* begin Data section *

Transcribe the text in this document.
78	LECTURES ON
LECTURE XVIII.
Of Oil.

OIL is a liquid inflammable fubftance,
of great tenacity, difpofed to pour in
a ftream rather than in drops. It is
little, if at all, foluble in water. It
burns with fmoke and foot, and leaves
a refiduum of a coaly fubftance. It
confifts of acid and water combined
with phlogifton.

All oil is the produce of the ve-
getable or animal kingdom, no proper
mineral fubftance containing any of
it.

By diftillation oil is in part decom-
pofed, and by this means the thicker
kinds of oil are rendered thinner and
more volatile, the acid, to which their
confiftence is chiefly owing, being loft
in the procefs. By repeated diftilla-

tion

* end Data section *
* begin Data section *

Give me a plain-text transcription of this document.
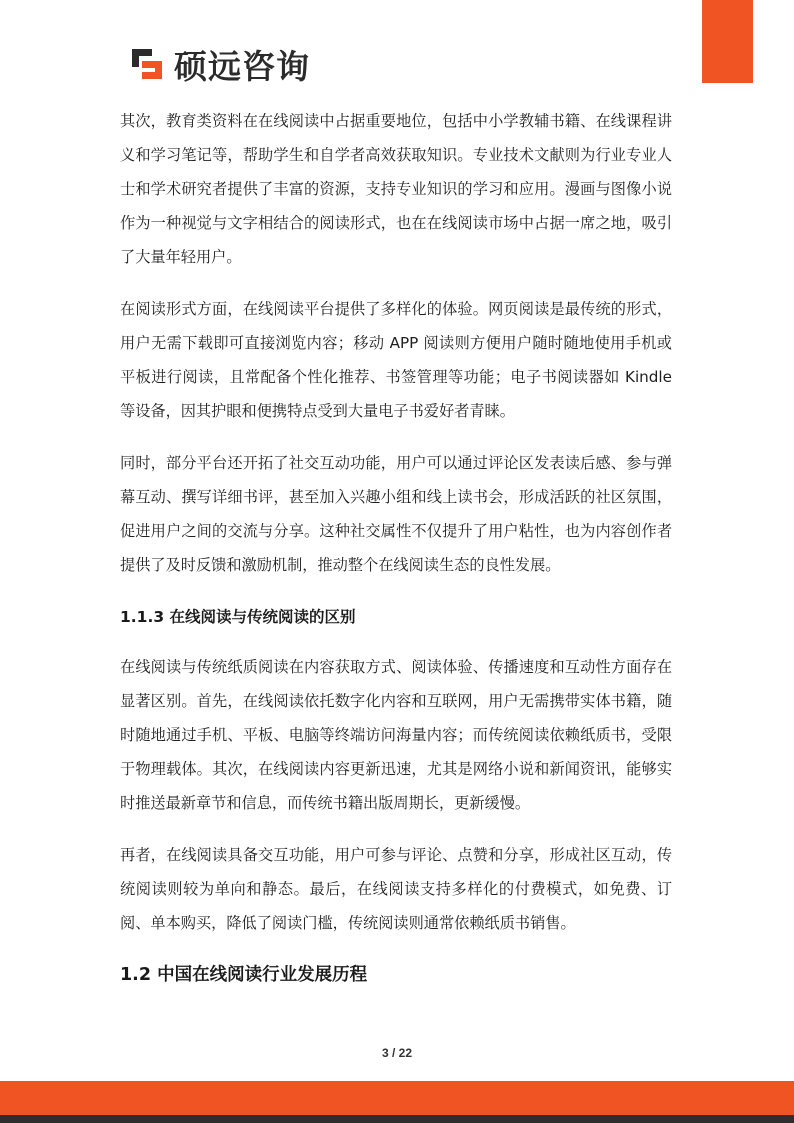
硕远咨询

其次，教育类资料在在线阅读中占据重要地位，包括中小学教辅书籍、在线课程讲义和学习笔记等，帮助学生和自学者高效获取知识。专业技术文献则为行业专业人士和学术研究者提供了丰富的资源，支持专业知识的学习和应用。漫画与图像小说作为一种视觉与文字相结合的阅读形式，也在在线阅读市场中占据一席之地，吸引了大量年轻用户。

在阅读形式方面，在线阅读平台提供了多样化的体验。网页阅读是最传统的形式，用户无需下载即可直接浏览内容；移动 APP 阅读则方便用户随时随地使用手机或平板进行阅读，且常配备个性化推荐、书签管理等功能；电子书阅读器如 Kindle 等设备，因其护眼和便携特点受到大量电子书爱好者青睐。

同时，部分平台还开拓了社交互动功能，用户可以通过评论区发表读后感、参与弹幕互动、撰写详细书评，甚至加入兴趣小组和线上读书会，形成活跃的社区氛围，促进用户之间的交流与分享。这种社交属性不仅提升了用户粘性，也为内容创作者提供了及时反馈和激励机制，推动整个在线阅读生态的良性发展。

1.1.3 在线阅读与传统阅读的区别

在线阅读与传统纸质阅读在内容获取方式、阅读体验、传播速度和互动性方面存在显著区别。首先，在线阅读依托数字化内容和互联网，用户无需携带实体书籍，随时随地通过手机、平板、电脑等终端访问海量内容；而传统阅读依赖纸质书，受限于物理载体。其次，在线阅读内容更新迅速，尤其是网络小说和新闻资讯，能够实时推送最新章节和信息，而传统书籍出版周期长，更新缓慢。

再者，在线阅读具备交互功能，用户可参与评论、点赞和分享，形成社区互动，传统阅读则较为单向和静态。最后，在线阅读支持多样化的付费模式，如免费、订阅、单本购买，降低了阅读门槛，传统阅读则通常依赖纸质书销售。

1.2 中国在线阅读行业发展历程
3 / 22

* end Data section *
* begin Data section *

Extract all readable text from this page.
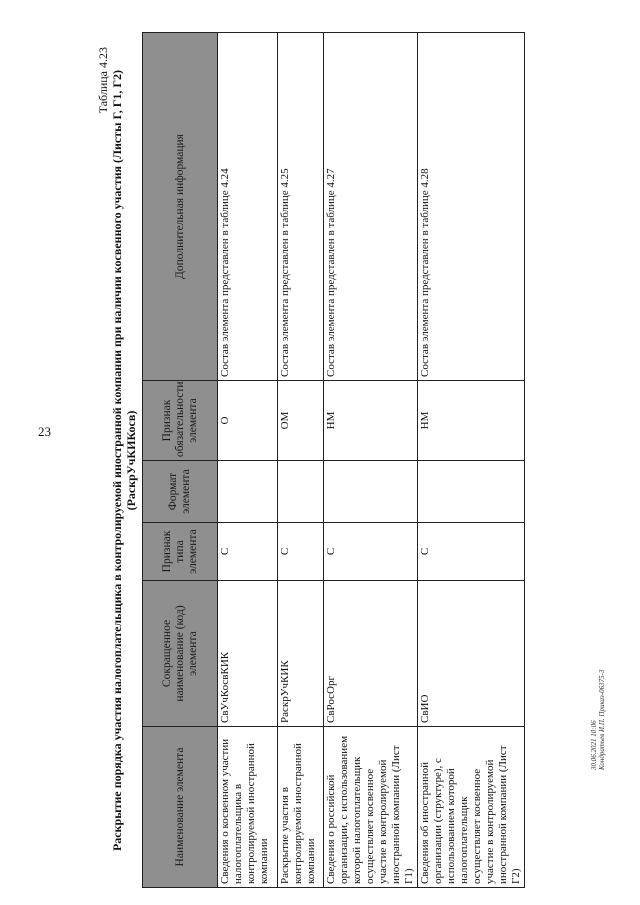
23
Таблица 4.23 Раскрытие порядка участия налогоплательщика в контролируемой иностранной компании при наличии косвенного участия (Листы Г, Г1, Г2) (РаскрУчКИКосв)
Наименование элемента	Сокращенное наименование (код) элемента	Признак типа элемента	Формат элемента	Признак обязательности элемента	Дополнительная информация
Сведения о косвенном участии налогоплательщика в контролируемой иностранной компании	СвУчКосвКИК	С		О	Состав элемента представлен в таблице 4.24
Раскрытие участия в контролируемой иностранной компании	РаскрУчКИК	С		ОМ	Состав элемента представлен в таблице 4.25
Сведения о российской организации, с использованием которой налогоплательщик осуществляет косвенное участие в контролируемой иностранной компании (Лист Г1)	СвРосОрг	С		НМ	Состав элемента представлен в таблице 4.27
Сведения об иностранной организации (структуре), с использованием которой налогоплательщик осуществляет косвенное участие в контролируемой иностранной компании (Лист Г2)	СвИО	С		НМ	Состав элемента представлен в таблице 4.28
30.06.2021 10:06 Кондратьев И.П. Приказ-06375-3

* end Data section *

Job:
Examine the records and pull out every line where the string "this" occurs.

Written response:
Transcribe the text in this document.
pofed, and by this means the thicker
Give me a plain-text transcription of this document.
Extract all readable text from this page.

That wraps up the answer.